* start *
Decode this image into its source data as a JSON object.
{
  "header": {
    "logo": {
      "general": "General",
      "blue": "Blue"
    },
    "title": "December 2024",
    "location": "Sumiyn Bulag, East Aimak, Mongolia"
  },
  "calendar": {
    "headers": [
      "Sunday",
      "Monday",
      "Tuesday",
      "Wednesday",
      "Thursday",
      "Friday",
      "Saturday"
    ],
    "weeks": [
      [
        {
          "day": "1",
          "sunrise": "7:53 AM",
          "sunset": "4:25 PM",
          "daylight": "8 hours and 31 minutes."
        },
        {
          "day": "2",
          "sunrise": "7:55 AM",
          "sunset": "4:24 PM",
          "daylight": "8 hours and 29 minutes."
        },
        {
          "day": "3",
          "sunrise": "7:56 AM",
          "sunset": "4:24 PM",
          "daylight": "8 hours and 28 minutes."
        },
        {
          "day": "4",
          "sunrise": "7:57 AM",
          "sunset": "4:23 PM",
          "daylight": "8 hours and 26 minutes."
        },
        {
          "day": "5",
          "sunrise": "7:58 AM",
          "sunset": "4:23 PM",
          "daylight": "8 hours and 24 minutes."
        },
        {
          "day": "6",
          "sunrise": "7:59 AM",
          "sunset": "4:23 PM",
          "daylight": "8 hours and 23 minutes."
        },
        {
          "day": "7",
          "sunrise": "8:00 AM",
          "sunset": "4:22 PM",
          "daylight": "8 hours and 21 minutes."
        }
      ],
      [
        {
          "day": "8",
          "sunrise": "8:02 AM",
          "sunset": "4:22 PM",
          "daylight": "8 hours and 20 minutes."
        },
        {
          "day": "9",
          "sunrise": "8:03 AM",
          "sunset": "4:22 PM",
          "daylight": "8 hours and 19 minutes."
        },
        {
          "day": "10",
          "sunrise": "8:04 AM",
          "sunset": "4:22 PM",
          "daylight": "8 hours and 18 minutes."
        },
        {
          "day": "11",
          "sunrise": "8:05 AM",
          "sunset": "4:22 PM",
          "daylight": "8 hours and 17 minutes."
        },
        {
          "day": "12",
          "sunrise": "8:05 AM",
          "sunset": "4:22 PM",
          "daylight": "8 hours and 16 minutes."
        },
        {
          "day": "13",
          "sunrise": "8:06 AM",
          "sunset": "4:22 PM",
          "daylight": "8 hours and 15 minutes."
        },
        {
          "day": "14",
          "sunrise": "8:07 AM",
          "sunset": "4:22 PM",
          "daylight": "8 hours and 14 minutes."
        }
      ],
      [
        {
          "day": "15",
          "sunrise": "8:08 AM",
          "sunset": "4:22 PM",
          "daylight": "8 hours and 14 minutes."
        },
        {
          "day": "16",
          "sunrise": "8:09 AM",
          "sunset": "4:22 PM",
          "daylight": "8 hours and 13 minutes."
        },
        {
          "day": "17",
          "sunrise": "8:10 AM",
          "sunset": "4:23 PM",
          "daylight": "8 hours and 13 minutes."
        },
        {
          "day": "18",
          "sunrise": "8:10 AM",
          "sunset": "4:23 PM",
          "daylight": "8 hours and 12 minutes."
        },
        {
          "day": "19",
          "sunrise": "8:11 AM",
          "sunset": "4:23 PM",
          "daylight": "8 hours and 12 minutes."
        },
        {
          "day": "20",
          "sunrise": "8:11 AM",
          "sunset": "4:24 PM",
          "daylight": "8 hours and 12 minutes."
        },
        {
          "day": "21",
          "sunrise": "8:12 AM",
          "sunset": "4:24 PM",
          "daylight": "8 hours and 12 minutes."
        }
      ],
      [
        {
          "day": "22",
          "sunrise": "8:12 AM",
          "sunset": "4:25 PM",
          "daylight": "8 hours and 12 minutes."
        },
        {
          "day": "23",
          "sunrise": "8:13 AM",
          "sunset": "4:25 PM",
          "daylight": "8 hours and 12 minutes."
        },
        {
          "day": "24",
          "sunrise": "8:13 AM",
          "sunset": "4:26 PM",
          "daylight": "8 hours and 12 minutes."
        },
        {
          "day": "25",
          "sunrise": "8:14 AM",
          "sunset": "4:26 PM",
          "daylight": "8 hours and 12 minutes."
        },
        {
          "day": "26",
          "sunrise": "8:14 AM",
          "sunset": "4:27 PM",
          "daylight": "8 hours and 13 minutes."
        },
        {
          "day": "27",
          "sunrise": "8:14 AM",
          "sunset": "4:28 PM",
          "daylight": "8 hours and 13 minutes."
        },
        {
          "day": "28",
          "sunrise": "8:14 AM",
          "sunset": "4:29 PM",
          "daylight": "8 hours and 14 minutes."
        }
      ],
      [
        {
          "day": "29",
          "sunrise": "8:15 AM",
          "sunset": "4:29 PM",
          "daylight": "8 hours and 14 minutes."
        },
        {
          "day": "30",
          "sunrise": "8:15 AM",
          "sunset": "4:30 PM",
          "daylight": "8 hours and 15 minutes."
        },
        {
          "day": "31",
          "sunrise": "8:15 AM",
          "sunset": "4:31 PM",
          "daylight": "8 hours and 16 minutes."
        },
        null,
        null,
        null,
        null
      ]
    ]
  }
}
* end *
WHAT IS REQUIRED: Each entry above needs to be retyped exactly.

WRITTEN RESPONSE:
Decode this image into its source data as a JSON object.
{
  "header": {
    "logo": {
      "general": "General",
      "blue": "Blue"
    },
    "title": "December 2024",
    "location": "Sumiyn Bulag, East Aimak, Mongolia"
  },
  "calendar": {
    "headers": [
      "Sunday",
      "Monday",
      "Tuesday",
      "Wednesday",
      "Thursday",
      "Friday",
      "Saturday"
    ],
    "weeks": [
      [
        {
          "day": "1",
          "sunrise": "7:53 AM",
          "sunset": "4:25 PM",
          "daylight": "8 hours and 31 minutes."
        },
        {
          "day": "2",
          "sunrise": "7:55 AM",
          "sunset": "4:24 PM",
          "daylight": "8 hours and 29 minutes."
        },
        {
          "day": "3",
          "sunrise": "7:56 AM",
          "sunset": "4:24 PM",
          "daylight": "8 hours and 28 minutes."
        },
        {
          "day": "4",
          "sunrise": "7:57 AM",
          "sunset": "4:23 PM",
          "daylight": "8 hours and 26 minutes."
        },
        {
          "day": "5",
          "sunrise": "7:58 AM",
          "sunset": "4:23 PM",
          "daylight": "8 hours and 24 minutes."
        },
        {
          "day": "6",
          "sunrise": "7:59 AM",
          "sunset": "4:23 PM",
          "daylight": "8 hours and 23 minutes."
        },
        {
          "day": "7",
          "sunrise": "8:00 AM",
          "sunset": "4:22 PM",
          "daylight": "8 hours and 21 minutes."
        }
      ],
      [
        {
          "day": "8",
          "sunrise": "8:02 AM",
          "sunset": "4:22 PM",
          "daylight": "8 hours and 20 minutes."
        },
        {
          "day": "9",
          "sunrise": "8:03 AM",
          "sunset": "4:22 PM",
          "daylight": "8 hours and 19 minutes."
        },
        {
          "day": "10",
          "sunrise": "8:04 AM",
          "sunset": "4:22 PM",
          "daylight": "8 hours and 18 minutes."
        },
        {
          "day": "11",
          "sunrise": "8:05 AM",
          "sunset": "4:22 PM",
          "daylight": "8 hours and 17 minutes."
        },
        {
          "day": "12",
          "sunrise": "8:05 AM",
          "sunset": "4:22 PM",
          "daylight": "8 hours and 16 minutes."
        },
        {
          "day": "13",
          "sunrise": "8:06 AM",
          "sunset": "4:22 PM",
          "daylight": "8 hours and 15 minutes."
        },
        {
          "day": "14",
          "sunrise": "8:07 AM",
          "sunset": "4:22 PM",
          "daylight": "8 hours and 14 minutes."
        }
      ],
      [
        {
          "day": "15",
          "sunrise": "8:08 AM",
          "sunset": "4:22 PM",
          "daylight": "8 hours and 14 minutes."
        },
        {
          "day": "16",
          "sunrise": "8:09 AM",
          "sunset": "4:22 PM",
          "daylight": "8 hours and 13 minutes."
        },
        {
          "day": "17",
          "sunrise": "8:10 AM",
          "sunset": "4:23 PM",
          "daylight": "8 hours and 13 minutes."
        },
        {
          "day": "18",
          "sunrise": "8:10 AM",
          "sunset": "4:23 PM",
          "daylight": "8 hours and 12 minutes."
        },
        {
          "day": "19",
          "sunrise": "8:11 AM",
          "sunset": "4:23 PM",
          "daylight": "8 hours and 12 minutes."
        },
        {
          "day": "20",
          "sunrise": "8:11 AM",
          "sunset": "4:24 PM",
          "daylight": "8 hours and 12 minutes."
        },
        {
          "day": "21",
          "sunrise": "8:12 AM",
          "sunset": "4:24 PM",
          "daylight": "8 hours and 12 minutes."
        }
      ],
      [
        {
          "day": "22",
          "sunrise": "8:12 AM",
          "sunset": "4:25 PM",
          "daylight": "8 hours and 12 minutes."
        },
        {
          "day": "23",
          "sunrise": "8:13 AM",
          "sunset": "4:25 PM",
          "daylight": "8 hours and 12 minutes."
        },
        {
          "day": "24",
          "sunrise": "8:13 AM",
          "sunset": "4:26 PM",
          "daylight": "8 hours and 12 minutes."
        },
        {
          "day": "25",
          "sunrise": "8:14 AM",
          "sunset": "4:26 PM",
          "daylight": "8 hours and 12 minutes."
        },
        {
          "day": "26",
          "sunrise": "8:14 AM",
          "sunset": "4:27 PM",
          "daylight": "8 hours and 13 minutes."
        },
        {
          "day": "27",
          "sunrise": "8:14 AM",
          "sunset": "4:28 PM",
          "daylight": "8 hours and 13 minutes."
        },
        {
          "day": "28",
          "sunrise": "8:14 AM",
          "sunset": "4:29 PM",
          "daylight": "8 hours and 14 minutes."
        }
      ],
      [
        {
          "day": "29",
          "sunrise": "8:15 AM",
          "sunset": "4:29 PM",
          "daylight": "8 hours and 14 minutes."
        },
        {
          "day": "30",
          "sunrise": "8:15 AM",
          "sunset": "4:30 PM",
          "daylight": "8 hours and 15 minutes."
        },
        {
          "day": "31",
          "sunrise": "8:15 AM",
          "sunset": "4:31 PM",
          "daylight": "8 hours and 16 minutes."
        },
        null,
        null,
        null,
        null
      ]
    ]
  }
}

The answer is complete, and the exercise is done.